■ REQUEST: Your task is to print all of the data word for word.

## START

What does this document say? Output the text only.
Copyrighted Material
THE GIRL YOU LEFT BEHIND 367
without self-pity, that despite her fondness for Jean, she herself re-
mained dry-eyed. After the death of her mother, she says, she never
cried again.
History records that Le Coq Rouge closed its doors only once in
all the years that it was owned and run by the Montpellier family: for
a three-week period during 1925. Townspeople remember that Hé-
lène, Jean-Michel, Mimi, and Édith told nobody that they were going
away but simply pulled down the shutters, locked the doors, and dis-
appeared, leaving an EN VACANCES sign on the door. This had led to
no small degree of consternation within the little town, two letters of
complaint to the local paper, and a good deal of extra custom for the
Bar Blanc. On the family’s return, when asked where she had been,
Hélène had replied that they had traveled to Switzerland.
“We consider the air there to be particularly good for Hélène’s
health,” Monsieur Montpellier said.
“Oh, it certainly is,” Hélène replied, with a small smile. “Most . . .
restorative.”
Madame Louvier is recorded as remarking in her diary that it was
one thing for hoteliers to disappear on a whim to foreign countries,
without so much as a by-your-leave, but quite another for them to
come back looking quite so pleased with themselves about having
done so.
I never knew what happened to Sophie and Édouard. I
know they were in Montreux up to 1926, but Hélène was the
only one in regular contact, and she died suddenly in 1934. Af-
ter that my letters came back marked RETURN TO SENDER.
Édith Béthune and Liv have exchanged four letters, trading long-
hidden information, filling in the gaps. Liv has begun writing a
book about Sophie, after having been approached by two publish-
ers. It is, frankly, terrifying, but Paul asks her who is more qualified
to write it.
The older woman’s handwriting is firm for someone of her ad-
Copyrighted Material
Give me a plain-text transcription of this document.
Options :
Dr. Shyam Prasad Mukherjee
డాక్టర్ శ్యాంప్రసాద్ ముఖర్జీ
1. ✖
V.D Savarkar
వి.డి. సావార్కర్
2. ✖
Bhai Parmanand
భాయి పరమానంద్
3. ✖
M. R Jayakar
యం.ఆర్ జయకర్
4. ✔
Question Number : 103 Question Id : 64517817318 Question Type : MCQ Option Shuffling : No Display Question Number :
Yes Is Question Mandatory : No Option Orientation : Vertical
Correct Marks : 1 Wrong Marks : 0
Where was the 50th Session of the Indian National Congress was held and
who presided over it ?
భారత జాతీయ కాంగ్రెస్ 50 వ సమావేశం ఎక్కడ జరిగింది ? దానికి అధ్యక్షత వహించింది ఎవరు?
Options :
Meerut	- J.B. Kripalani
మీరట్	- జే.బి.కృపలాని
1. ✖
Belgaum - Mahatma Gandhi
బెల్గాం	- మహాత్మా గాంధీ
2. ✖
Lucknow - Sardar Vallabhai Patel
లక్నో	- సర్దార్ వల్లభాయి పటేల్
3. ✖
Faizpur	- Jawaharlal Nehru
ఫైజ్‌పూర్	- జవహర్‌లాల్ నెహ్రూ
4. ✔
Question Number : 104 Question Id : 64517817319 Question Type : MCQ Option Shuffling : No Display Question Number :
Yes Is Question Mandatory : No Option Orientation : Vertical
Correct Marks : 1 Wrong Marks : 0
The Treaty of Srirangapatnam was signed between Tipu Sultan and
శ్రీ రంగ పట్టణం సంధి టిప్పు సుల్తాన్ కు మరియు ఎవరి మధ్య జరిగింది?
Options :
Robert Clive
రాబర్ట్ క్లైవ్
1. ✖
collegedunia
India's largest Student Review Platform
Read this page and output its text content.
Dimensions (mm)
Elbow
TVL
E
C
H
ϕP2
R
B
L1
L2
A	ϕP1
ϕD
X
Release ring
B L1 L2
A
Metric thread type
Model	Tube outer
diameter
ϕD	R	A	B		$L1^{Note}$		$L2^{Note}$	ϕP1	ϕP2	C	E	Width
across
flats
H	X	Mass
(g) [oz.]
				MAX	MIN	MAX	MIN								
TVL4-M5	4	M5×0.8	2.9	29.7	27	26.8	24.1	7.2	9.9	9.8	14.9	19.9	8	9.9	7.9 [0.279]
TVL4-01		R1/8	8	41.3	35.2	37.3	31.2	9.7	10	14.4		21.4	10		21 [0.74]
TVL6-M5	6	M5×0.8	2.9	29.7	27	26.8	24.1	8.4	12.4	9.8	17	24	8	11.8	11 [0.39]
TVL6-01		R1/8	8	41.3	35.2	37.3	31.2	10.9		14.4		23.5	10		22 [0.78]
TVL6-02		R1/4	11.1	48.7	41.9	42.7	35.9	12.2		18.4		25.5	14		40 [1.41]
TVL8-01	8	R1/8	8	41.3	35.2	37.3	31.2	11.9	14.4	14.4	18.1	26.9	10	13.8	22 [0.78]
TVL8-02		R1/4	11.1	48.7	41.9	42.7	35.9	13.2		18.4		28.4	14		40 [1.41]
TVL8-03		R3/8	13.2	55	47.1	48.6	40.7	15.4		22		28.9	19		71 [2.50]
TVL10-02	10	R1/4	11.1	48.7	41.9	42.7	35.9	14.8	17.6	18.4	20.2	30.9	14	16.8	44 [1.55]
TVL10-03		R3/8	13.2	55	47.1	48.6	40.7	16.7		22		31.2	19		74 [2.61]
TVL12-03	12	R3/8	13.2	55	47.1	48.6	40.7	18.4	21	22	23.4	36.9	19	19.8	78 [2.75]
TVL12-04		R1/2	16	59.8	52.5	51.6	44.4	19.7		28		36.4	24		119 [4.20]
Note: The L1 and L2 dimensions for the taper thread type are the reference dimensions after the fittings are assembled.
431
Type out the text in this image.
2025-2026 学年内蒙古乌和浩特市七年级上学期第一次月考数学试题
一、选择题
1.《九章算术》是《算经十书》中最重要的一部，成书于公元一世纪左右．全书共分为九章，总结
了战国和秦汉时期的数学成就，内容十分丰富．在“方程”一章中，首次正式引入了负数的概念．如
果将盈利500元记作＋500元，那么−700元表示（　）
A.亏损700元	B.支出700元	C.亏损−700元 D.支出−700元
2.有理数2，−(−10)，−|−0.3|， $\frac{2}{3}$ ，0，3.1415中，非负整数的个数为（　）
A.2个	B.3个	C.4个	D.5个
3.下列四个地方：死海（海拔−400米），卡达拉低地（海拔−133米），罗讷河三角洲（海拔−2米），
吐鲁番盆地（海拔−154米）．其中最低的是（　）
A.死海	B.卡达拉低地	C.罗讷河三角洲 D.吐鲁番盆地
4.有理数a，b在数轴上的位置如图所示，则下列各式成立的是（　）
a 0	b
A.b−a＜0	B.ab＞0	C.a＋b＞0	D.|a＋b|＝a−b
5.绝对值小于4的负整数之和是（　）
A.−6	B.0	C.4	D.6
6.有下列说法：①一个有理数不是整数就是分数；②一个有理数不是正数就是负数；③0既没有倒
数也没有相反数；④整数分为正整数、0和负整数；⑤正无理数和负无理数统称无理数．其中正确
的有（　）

## END

■ ANSWER FOR THE TASK:
What does this document say? Output the text only.
Copyrighted Material
THE GIRL YOU LEFT BEHIND 367
without self-pity, that despite her fondness for Jean, she herself re-
mained dry-eyed. After the death of her mother, she says, she never
cried again.
History records that Le Coq Rouge closed its doors only once in
all the years that it was owned and run by the Montpellier family: for
a three-week period during 1925. Townspeople remember that Hé-
lène, Jean-Michel, Mimi, and Édith told nobody that they were going
away but simply pulled down the shutters, locked the doors, and dis-
appeared, leaving an EN VACANCES sign on the door. This had led to
no small degree of consternation within the little town, two letters of
complaint to the local paper, and a good deal of extra custom for the
Bar Blanc. On the family’s return, when asked where she had been,
Hélène had replied that they had traveled to Switzerland.
“We consider the air there to be particularly good for Hélène’s
health,” Monsieur Montpellier said.
“Oh, it certainly is,” Hélène replied, with a small smile. “Most . . .
restorative.”
Madame Louvier is recorded as remarking in her diary that it was
one thing for hoteliers to disappear on a whim to foreign countries,
without so much as a by-your-leave, but quite another for them to
come back looking quite so pleased with themselves about having
done so.
I never knew what happened to Sophie and Édouard. I
know they were in Montreux up to 1926, but Hélène was the
only one in regular contact, and she died suddenly in 1934. Af-
ter that my letters came back marked RETURN TO SENDER.
Édith Béthune and Liv have exchanged four letters, trading long-
hidden information, filling in the gaps. Liv has begun writing a
book about Sophie, after having been approached by two publish-
ers. It is, frankly, terrifying, but Paul asks her who is more qualified
to write it.
The older woman’s handwriting is firm for someone of her ad-
Copyrighted Material
Give me a plain-text transcription of this document.
Options :
Dr. Shyam Prasad Mukherjee
డాక్టర్ శ్యాంప్రసాద్ ముఖర్జీ
1. ✖
V.D Savarkar
వి.డి. సావార్కర్
2. ✖
Bhai Parmanand
భాయి పరమానంద్
3. ✖
M. R Jayakar
యం.ఆర్ జయకర్
4. ✔
Question Number : 103 Question Id : 64517817318 Question Type : MCQ Option Shuffling : No Display Question Number :
Yes Is Question Mandatory : No Option Orientation : Vertical
Correct Marks : 1 Wrong Marks : 0
Where was the 50th Session of the Indian National Congress was held and
who presided over it ?
భారత జాతీయ కాంగ్రెస్ 50 వ సమావేశం ఎక్కడ జరిగింది ? దానికి అధ్యక్షత వహించింది ఎవరు?
Options :
Meerut	- J.B. Kripalani
మీరట్	- జే.బి.కృపలాని
1. ✖
Belgaum - Mahatma Gandhi
బెల్గాం	- మహాత్మా గాంధీ
2. ✖
Lucknow - Sardar Vallabhai Patel
లక్నో	- సర్దార్ వల్లభాయి పటేల్
3. ✖
Faizpur	- Jawaharlal Nehru
ఫైజ్‌పూర్	- జవహర్‌లాల్ నెహ్రూ
4. ✔
Question Number : 104 Question Id : 64517817319 Question Type : MCQ Option Shuffling : No Display Question Number :
Yes Is Question Mandatory : No Option Orientation : Vertical
Correct Marks : 1 Wrong Marks : 0
The Treaty of Srirangapatnam was signed between Tipu Sultan and
శ్రీ రంగ పట్టణం సంధి టిప్పు సుల్తాన్ కు మరియు ఎవరి మధ్య జరిగింది?
Options :
Robert Clive
రాబర్ట్ క్లైవ్
1. ✖
collegedunia
India's largest Student Review Platform
Read this page and output its text content.
Dimensions (mm)
Elbow
TVL
E
C
H
ϕP2
R
B
L1
L2
A	ϕP1
ϕD
X
Release ring
B L1 L2
A
Metric thread type
Model	Tube outer
diameter
ϕD	R	A	B		$L1^{Note}$		$L2^{Note}$	ϕP1	ϕP2	C	E	Width
across
flats
H	X	Mass
(g) [oz.]
				MAX	MIN	MAX	MIN								
TVL4-M5	4	M5×0.8	2.9	29.7	27	26.8	24.1	7.2	9.9	9.8	14.9	19.9	8	9.9	7.9 [0.279]
TVL4-01		R1/8	8	41.3	35.2	37.3	31.2	9.7	10	14.4		21.4	10		21 [0.74]
TVL6-M5	6	M5×0.8	2.9	29.7	27	26.8	24.1	8.4	12.4	9.8	17	24	8	11.8	11 [0.39]
TVL6-01		R1/8	8	41.3	35.2	37.3	31.2	10.9		14.4		23.5	10		22 [0.78]
TVL6-02		R1/4	11.1	48.7	41.9	42.7	35.9	12.2		18.4		25.5	14		40 [1.41]
TVL8-01	8	R1/8	8	41.3	35.2	37.3	31.2	11.9	14.4	14.4	18.1	26.9	10	13.8	22 [0.78]
TVL8-02		R1/4	11.1	48.7	41.9	42.7	35.9	13.2		18.4		28.4	14		40 [1.41]
TVL8-03		R3/8	13.2	55	47.1	48.6	40.7	15.4		22		28.9	19		71 [2.50]
TVL10-02	10	R1/4	11.1	48.7	41.9	42.7	35.9	14.8	17.6	18.4	20.2	30.9	14	16.8	44 [1.55]
TVL10-03		R3/8	13.2	55	47.1	48.6	40.7	16.7		22		31.2	19		74 [2.61]
TVL12-03	12	R3/8	13.2	55	47.1	48.6	40.7	18.4	21	22	23.4	36.9	19	19.8	78 [2.75]
TVL12-04		R1/2	16	59.8	52.5	51.6	44.4	19.7		28		36.4	24		119 [4.20]
Note: The L1 and L2 dimensions for the taper thread type are the reference dimensions after the fittings are assembled.
431
Type out the text in this image.
2025-2026 学年内蒙古乌和浩特市七年级上学期第一次月考数学试题
一、选择题
1.《九章算术》是《算经十书》中最重要的一部，成书于公元一世纪左右．全书共分为九章，总结
了战国和秦汉时期的数学成就，内容十分丰富．在“方程”一章中，首次正式引入了负数的概念．如
果将盈利500元记作＋500元，那么−700元表示（　）
A.亏损700元	B.支出700元	C.亏损−700元 D.支出−700元
2.有理数2，−(−10)，−|−0.3|， $\frac{2}{3}$ ，0，3.1415中，非负整数的个数为（　）
A.2个	B.3个	C.4个	D.5个
3.下列四个地方：死海（海拔−400米），卡达拉低地（海拔−133米），罗讷河三角洲（海拔−2米），
吐鲁番盆地（海拔−154米）．其中最低的是（　）
A.死海	B.卡达拉低地	C.罗讷河三角洲 D.吐鲁番盆地
4.有理数a，b在数轴上的位置如图所示，则下列各式成立的是（　）
a 0	b
A.b−a＜0	B.ab＞0	C.a＋b＞0	D.|a＋b|＝a−b
5.绝对值小于4的负整数之和是（　）
A.−6	B.0	C.4	D.6
6.有下列说法：①一个有理数不是整数就是分数；②一个有理数不是正数就是负数；③0既没有倒
数也没有相反数；④整数分为正整数、0和负整数；⑤正无理数和负无理数统称无理数．其中正确
的有（　）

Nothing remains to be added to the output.